-- Exercise prompt --
Repeat every line of the listing below exactly, minus the pictures.

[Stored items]
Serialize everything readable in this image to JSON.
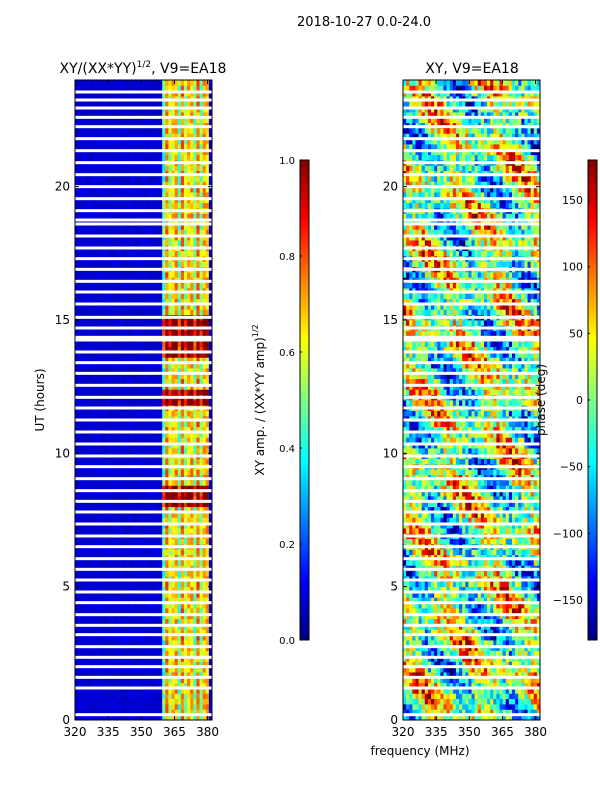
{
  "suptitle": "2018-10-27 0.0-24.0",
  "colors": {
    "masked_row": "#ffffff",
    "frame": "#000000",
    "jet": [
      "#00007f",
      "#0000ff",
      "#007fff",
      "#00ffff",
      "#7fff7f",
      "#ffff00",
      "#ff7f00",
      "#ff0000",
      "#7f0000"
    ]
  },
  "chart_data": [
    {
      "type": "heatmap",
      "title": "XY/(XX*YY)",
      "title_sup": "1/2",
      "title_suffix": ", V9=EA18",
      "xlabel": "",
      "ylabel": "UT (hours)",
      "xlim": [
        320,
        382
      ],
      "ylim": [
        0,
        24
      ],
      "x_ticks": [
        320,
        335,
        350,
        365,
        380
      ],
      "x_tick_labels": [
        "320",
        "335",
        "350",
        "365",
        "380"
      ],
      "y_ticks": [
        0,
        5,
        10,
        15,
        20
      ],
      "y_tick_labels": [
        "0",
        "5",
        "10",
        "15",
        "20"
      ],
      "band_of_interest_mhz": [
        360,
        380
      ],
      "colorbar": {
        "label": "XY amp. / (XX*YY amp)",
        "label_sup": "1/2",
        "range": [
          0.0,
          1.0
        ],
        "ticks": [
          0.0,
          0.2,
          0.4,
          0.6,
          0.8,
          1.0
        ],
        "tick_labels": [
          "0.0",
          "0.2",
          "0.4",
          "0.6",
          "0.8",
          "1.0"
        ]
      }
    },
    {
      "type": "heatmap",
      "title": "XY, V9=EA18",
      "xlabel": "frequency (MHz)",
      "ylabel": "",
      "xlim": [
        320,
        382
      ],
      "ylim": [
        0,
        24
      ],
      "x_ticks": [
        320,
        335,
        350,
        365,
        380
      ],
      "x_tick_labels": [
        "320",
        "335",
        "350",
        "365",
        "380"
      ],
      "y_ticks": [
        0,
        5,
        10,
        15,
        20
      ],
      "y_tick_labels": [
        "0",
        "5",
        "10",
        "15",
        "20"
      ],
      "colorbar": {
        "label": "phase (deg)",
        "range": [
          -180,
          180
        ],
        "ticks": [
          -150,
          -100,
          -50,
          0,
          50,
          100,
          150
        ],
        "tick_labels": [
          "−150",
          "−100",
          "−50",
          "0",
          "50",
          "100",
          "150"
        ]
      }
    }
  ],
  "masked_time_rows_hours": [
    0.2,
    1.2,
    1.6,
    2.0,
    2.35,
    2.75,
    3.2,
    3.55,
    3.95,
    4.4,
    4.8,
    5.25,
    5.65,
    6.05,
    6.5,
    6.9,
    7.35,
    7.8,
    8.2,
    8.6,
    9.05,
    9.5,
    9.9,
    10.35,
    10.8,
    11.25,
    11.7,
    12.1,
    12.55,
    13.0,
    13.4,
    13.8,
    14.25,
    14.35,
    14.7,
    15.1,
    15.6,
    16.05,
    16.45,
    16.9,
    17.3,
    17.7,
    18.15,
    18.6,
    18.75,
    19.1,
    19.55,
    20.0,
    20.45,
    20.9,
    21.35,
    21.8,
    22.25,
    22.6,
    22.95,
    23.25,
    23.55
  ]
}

-- Output of the task --
Serialize everything readable in this image to JSON.
{
  "suptitle": "2018-10-27 0.0-24.0",
  "colors": {
    "masked_row": "#ffffff",
    "frame": "#000000",
    "jet": [
      "#00007f",
      "#0000ff",
      "#007fff",
      "#00ffff",
      "#7fff7f",
      "#ffff00",
      "#ff7f00",
      "#ff0000",
      "#7f0000"
    ]
  },
  "chart_data": [
    {
      "type": "heatmap",
      "title": "XY/(XX*YY)",
      "title_sup": "1/2",
      "title_suffix": ", V9=EA18",
      "xlabel": "",
      "ylabel": "UT (hours)",
      "xlim": [
        320,
        382
      ],
      "ylim": [
        0,
        24
      ],
      "x_ticks": [
        320,
        335,
        350,
        365,
        380
      ],
      "x_tick_labels": [
        "320",
        "335",
        "350",
        "365",
        "380"
      ],
      "y_ticks": [
        0,
        5,
        10,
        15,
        20
      ],
      "y_tick_labels": [
        "0",
        "5",
        "10",
        "15",
        "20"
      ],
      "band_of_interest_mhz": [
        360,
        380
      ],
      "colorbar": {
        "label": "XY amp. / (XX*YY amp)",
        "label_sup": "1/2",
        "range": [
          0.0,
          1.0
        ],
        "ticks": [
          0.0,
          0.2,
          0.4,
          0.6,
          0.8,
          1.0
        ],
        "tick_labels": [
          "0.0",
          "0.2",
          "0.4",
          "0.6",
          "0.8",
          "1.0"
        ]
      }
    },
    {
      "type": "heatmap",
      "title": "XY, V9=EA18",
      "xlabel": "frequency (MHz)",
      "ylabel": "",
      "xlim": [
        320,
        382
      ],
      "ylim": [
        0,
        24
      ],
      "x_ticks": [
        320,
        335,
        350,
        365,
        380
      ],
      "x_tick_labels": [
        "320",
        "335",
        "350",
        "365",
        "380"
      ],
      "y_ticks": [
        0,
        5,
        10,
        15,
        20
      ],
      "y_tick_labels": [
        "0",
        "5",
        "10",
        "15",
        "20"
      ],
      "colorbar": {
        "label": "phase (deg)",
        "range": [
          -180,
          180
        ],
        "ticks": [
          -150,
          -100,
          -50,
          0,
          50,
          100,
          150
        ],
        "tick_labels": [
          "−150",
          "−100",
          "−50",
          "0",
          "50",
          "100",
          "150"
        ]
      }
    }
  ],
  "masked_time_rows_hours": [
    0.2,
    1.2,
    1.6,
    2.0,
    2.35,
    2.75,
    3.2,
    3.55,
    3.95,
    4.4,
    4.8,
    5.25,
    5.65,
    6.05,
    6.5,
    6.9,
    7.35,
    7.8,
    8.2,
    8.6,
    9.05,
    9.5,
    9.9,
    10.35,
    10.8,
    11.25,
    11.7,
    12.1,
    12.55,
    13.0,
    13.4,
    13.8,
    14.25,
    14.35,
    14.7,
    15.1,
    15.6,
    16.05,
    16.45,
    16.9,
    17.3,
    17.7,
    18.15,
    18.6,
    18.75,
    19.1,
    19.55,
    20.0,
    20.45,
    20.9,
    21.35,
    21.8,
    22.25,
    22.6,
    22.95,
    23.25,
    23.55
  ]
}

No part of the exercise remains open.